*Listed records*.
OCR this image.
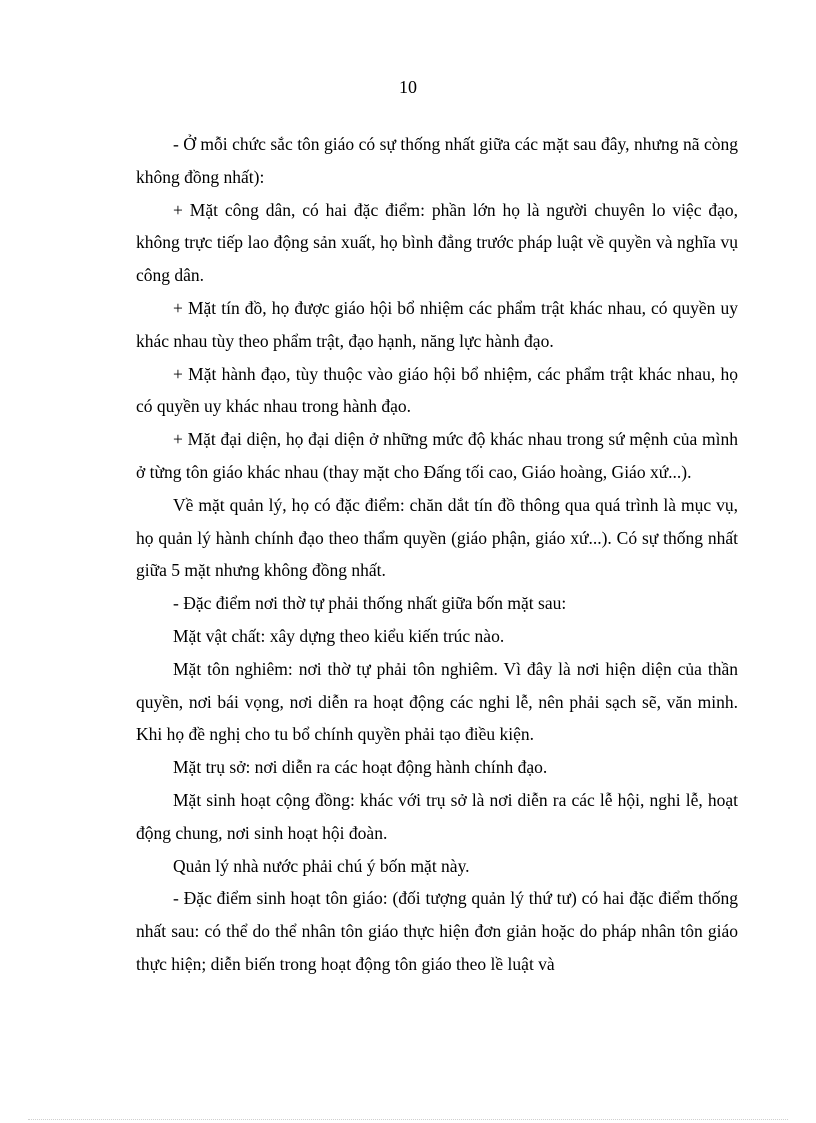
10

- Ở mỗi chức sắc tôn giáo có sự thống nhất giữa các mặt sau đây, nhưng nã còng không đồng nhất):

+ Mặt công dân, có hai đặc điểm: phần lớn họ là người chuyên lo việc đạo, không trực tiếp lao động sản xuất, họ bình đẳng trước pháp luật về quyền và nghĩa vụ công dân.

+ Mặt tín đồ, họ được giáo hội bổ nhiệm các phẩm trật khác nhau, có quyền uy khác nhau tùy theo phẩm trật, đạo hạnh, năng lực hành đạo.

+ Mặt hành đạo, tùy thuộc vào giáo hội bổ nhiệm, các phẩm trật khác nhau, họ có quyền uy khác nhau trong hành đạo.

+ Mặt đại diện, họ đại diện ở những mức độ khác nhau trong sứ mệnh của mình ở từng tôn giáo khác nhau (thay mặt cho Đấng tối cao, Giáo hoàng, Giáo xứ...).

Về mặt quản lý, họ có đặc điểm: chăn dắt tín đồ thông qua quá trình là mục vụ, họ quản lý hành chính đạo theo thẩm quyền (giáo phận, giáo xứ...). Có sự thống nhất giữa 5 mặt nhưng không đồng nhất.

- Đặc điểm nơi thờ tự phải thống nhất giữa bốn mặt sau:

Mặt vật chất: xây dựng theo kiểu kiến trúc nào.

Mặt tôn nghiêm: nơi thờ tự phải tôn nghiêm. Vì đây là nơi hiện diện của thần quyền, nơi bái vọng, nơi diễn ra hoạt động các nghi lễ, nên phải sạch sẽ, văn minh. Khi họ đề nghị cho tu bổ chính quyền phải tạo điều kiện.

Mặt trụ sở: nơi diễn ra các hoạt động hành chính đạo.

Mặt sinh hoạt cộng đồng: khác với trụ sở là nơi diễn ra các lễ hội, nghi lễ, hoạt động chung, nơi sinh hoạt hội đoàn.

Quản lý nhà nước phải chú ý bốn mặt này.

- Đặc điểm sinh hoạt tôn giáo: (đối tượng quản lý thứ tư) có hai đặc điểm thống nhất sau: có thể do thể nhân tôn giáo thực hiện đơn giản hoặc do pháp nhân tôn giáo thực hiện; diễn biến trong hoạt động tôn giáo theo lề luật và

*The exercise*.
Look through the data and show every line containing "sinh".

*The solution*.
Mặt sinh hoạt cộng đồng: khác với trụ sở là nơi diễn ra các lễ hội, nghi lễ, hoạt động chung, nơi sinh hoạt hội đoàn.
- Đặc điểm sinh hoạt tôn giáo: (đối tượng quản lý thứ tư) có hai đặc điểm thống nhất sau: có thể do thể nhân tôn giáo thực hiện đơn giản hoặc do pháp nhân tôn giáo thực hiện; diễn biến trong hoạt động tôn giáo theo lề luật và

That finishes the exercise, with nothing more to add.